*TASK OBJECTIVE*.
Every record below should be written out exactly; pictures stay out.
── MATERIAL SHOWN ──
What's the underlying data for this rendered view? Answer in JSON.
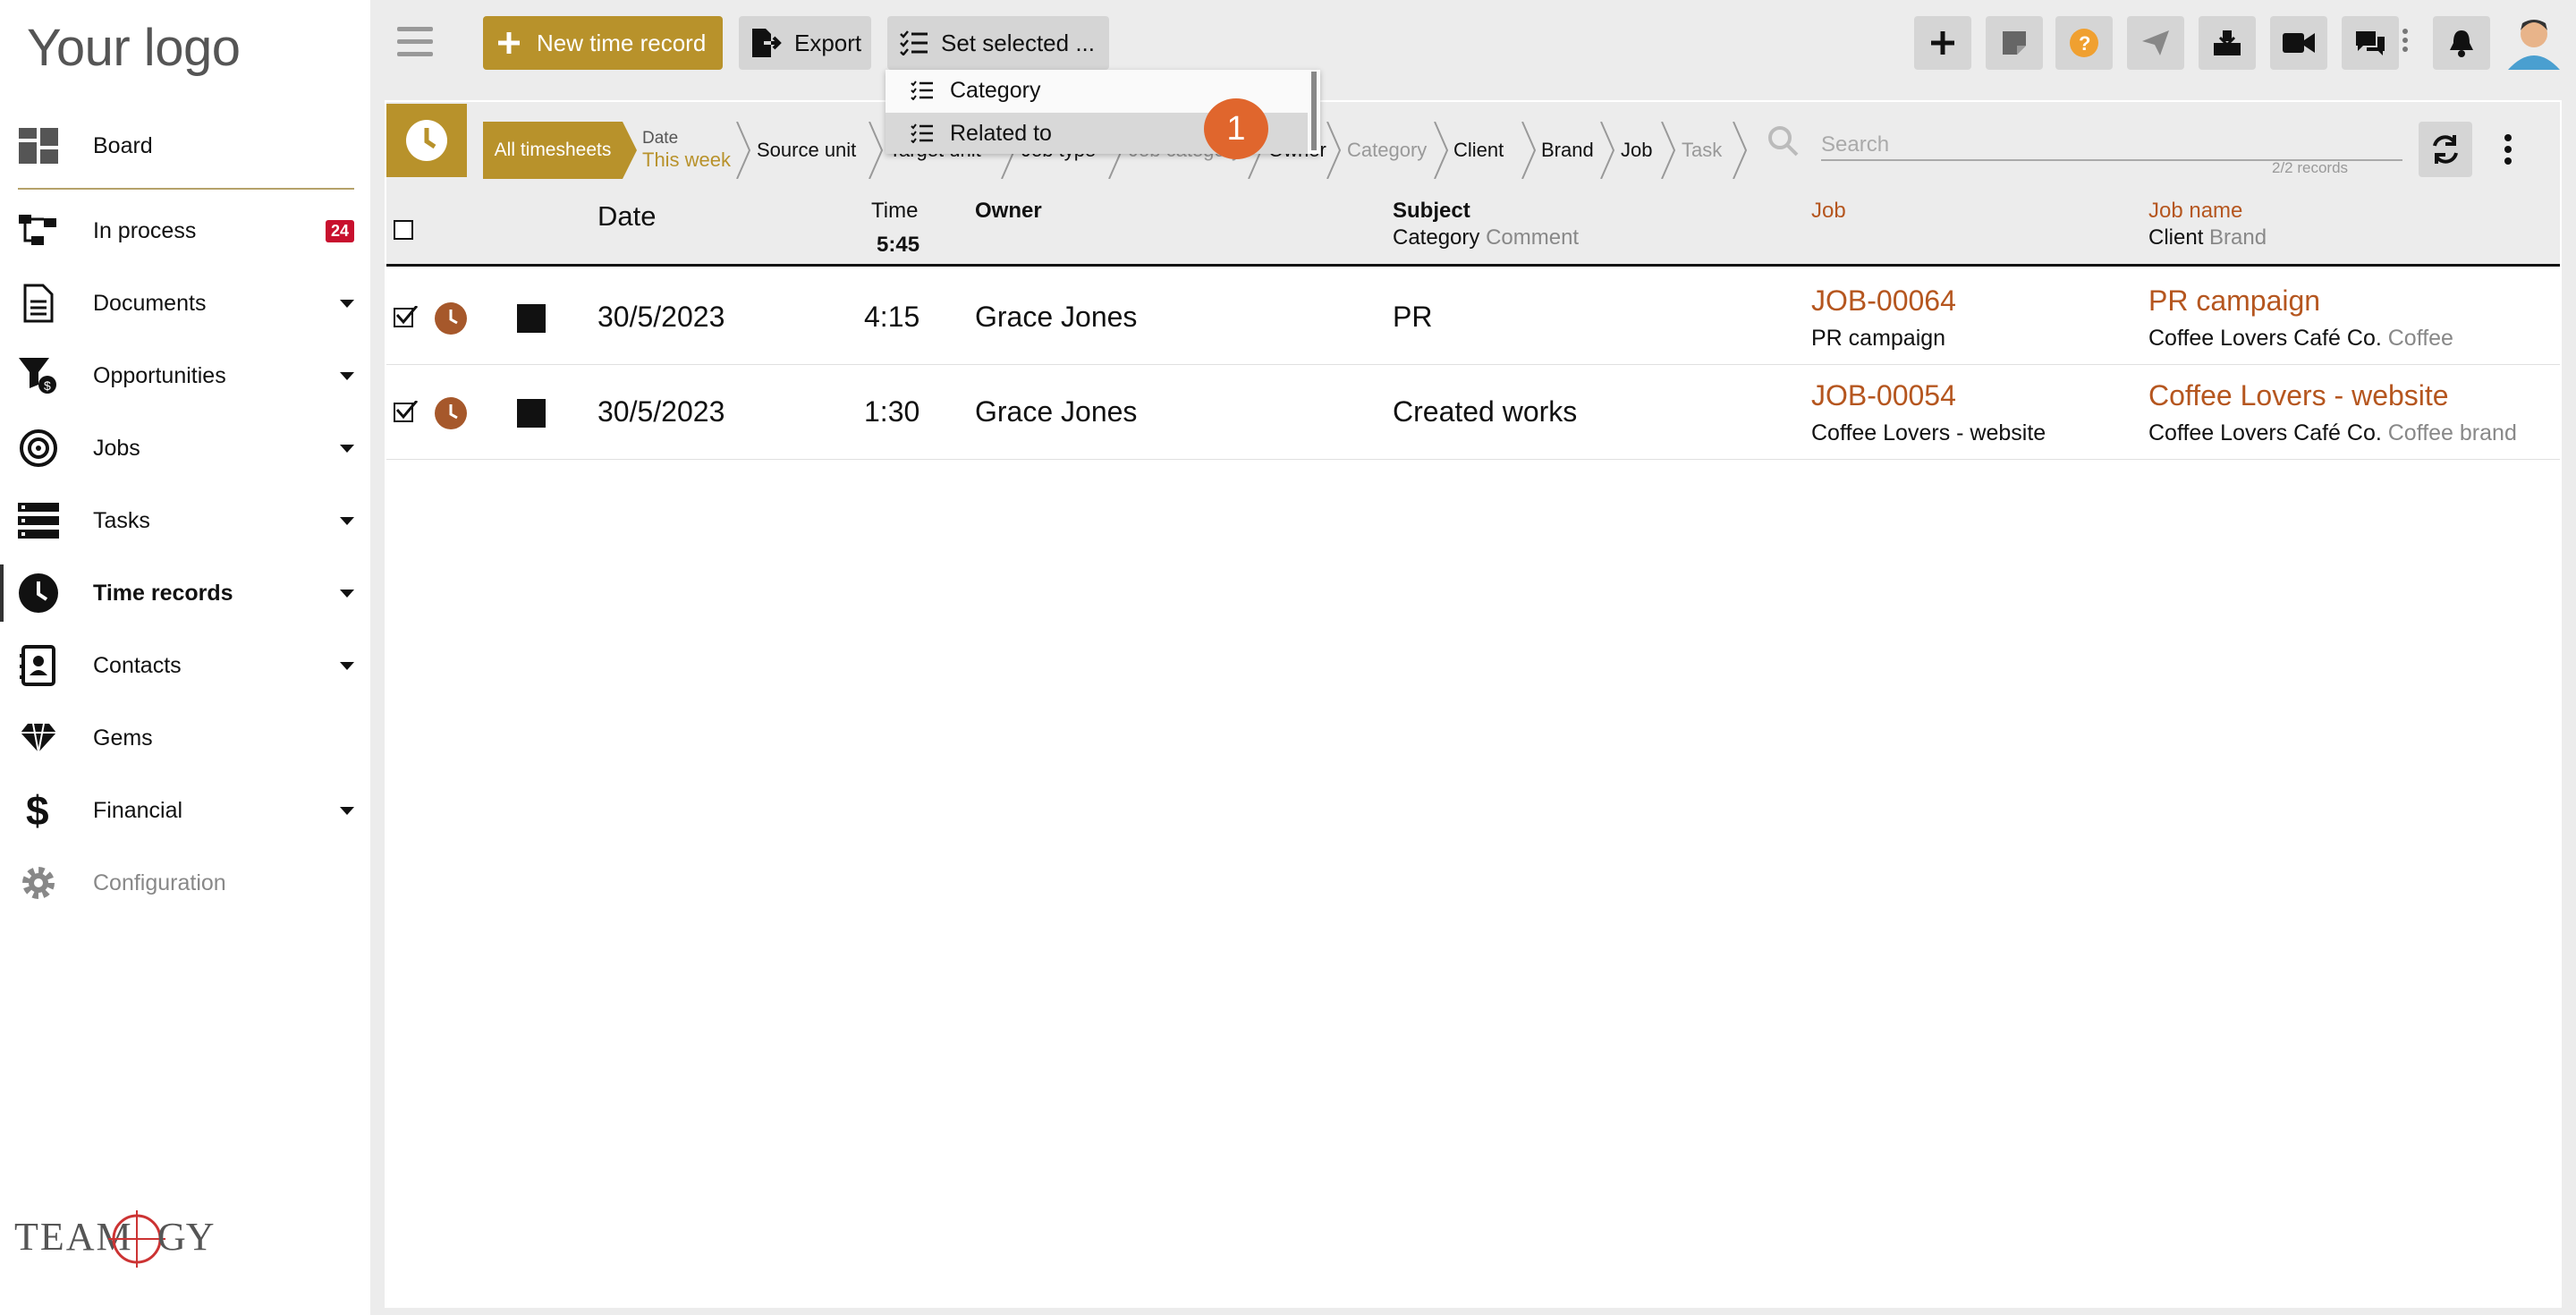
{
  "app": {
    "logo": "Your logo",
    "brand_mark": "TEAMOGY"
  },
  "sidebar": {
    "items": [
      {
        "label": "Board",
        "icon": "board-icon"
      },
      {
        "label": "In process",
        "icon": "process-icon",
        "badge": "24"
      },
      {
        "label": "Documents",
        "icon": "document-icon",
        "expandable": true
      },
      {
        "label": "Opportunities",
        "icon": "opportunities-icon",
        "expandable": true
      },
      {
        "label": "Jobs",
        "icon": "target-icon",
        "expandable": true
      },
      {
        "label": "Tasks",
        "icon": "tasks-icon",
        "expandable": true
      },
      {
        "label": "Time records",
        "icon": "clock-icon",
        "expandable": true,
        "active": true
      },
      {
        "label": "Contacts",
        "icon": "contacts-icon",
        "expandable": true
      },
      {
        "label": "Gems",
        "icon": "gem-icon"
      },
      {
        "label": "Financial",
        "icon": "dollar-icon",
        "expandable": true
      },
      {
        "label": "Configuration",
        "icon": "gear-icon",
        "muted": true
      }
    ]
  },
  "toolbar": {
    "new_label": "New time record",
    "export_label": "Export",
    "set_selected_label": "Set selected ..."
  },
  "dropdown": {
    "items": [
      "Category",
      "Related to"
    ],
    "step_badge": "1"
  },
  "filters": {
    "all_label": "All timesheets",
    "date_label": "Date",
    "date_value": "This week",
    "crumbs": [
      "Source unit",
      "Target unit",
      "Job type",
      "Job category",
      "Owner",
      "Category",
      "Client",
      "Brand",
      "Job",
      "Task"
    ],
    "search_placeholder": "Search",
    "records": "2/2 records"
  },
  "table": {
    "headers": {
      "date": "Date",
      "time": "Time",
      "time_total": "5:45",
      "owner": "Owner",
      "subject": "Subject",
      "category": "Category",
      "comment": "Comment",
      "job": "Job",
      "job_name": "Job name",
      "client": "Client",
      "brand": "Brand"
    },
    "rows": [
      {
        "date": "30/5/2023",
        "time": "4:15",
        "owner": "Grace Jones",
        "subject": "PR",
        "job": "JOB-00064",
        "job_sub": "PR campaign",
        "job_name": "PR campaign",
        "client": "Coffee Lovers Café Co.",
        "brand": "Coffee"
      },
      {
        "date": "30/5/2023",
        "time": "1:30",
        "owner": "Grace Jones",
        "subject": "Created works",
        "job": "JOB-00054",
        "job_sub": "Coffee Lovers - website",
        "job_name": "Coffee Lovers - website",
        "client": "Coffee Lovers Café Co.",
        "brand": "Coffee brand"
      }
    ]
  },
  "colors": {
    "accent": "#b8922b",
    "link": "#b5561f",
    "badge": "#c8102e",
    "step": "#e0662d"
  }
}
───
*THE OUTPUT*.
What's the underlying data for this rendered view? Answer in JSON.
{
  "app": {
    "logo": "Your logo",
    "brand_mark": "TEAMOGY"
  },
  "sidebar": {
    "items": [
      {
        "label": "Board",
        "icon": "board-icon"
      },
      {
        "label": "In process",
        "icon": "process-icon",
        "badge": "24"
      },
      {
        "label": "Documents",
        "icon": "document-icon",
        "expandable": true
      },
      {
        "label": "Opportunities",
        "icon": "opportunities-icon",
        "expandable": true
      },
      {
        "label": "Jobs",
        "icon": "target-icon",
        "expandable": true
      },
      {
        "label": "Tasks",
        "icon": "tasks-icon",
        "expandable": true
      },
      {
        "label": "Time records",
        "icon": "clock-icon",
        "expandable": true,
        "active": true
      },
      {
        "label": "Contacts",
        "icon": "contacts-icon",
        "expandable": true
      },
      {
        "label": "Gems",
        "icon": "gem-icon"
      },
      {
        "label": "Financial",
        "icon": "dollar-icon",
        "expandable": true
      },
      {
        "label": "Configuration",
        "icon": "gear-icon",
        "muted": true
      }
    ]
  },
  "toolbar": {
    "new_label": "New time record",
    "export_label": "Export",
    "set_selected_label": "Set selected ..."
  },
  "dropdown": {
    "items": [
      "Category",
      "Related to"
    ],
    "step_badge": "1"
  },
  "filters": {
    "all_label": "All timesheets",
    "date_label": "Date",
    "date_value": "This week",
    "crumbs": [
      "Source unit",
      "Target unit",
      "Job type",
      "Job category",
      "Owner",
      "Category",
      "Client",
      "Brand",
      "Job",
      "Task"
    ],
    "search_placeholder": "Search",
    "records": "2/2 records"
  },
  "table": {
    "headers": {
      "date": "Date",
      "time": "Time",
      "time_total": "5:45",
      "owner": "Owner",
      "subject": "Subject",
      "category": "Category",
      "comment": "Comment",
      "job": "Job",
      "job_name": "Job name",
      "client": "Client",
      "brand": "Brand"
    },
    "rows": [
      {
        "date": "30/5/2023",
        "time": "4:15",
        "owner": "Grace Jones",
        "subject": "PR",
        "job": "JOB-00064",
        "job_sub": "PR campaign",
        "job_name": "PR campaign",
        "client": "Coffee Lovers Café Co.",
        "brand": "Coffee"
      },
      {
        "date": "30/5/2023",
        "time": "1:30",
        "owner": "Grace Jones",
        "subject": "Created works",
        "job": "JOB-00054",
        "job_sub": "Coffee Lovers - website",
        "job_name": "Coffee Lovers - website",
        "client": "Coffee Lovers Café Co.",
        "brand": "Coffee brand"
      }
    ]
  },
  "colors": {
    "accent": "#b8922b",
    "link": "#b5561f",
    "badge": "#c8102e",
    "step": "#e0662d"
  }
}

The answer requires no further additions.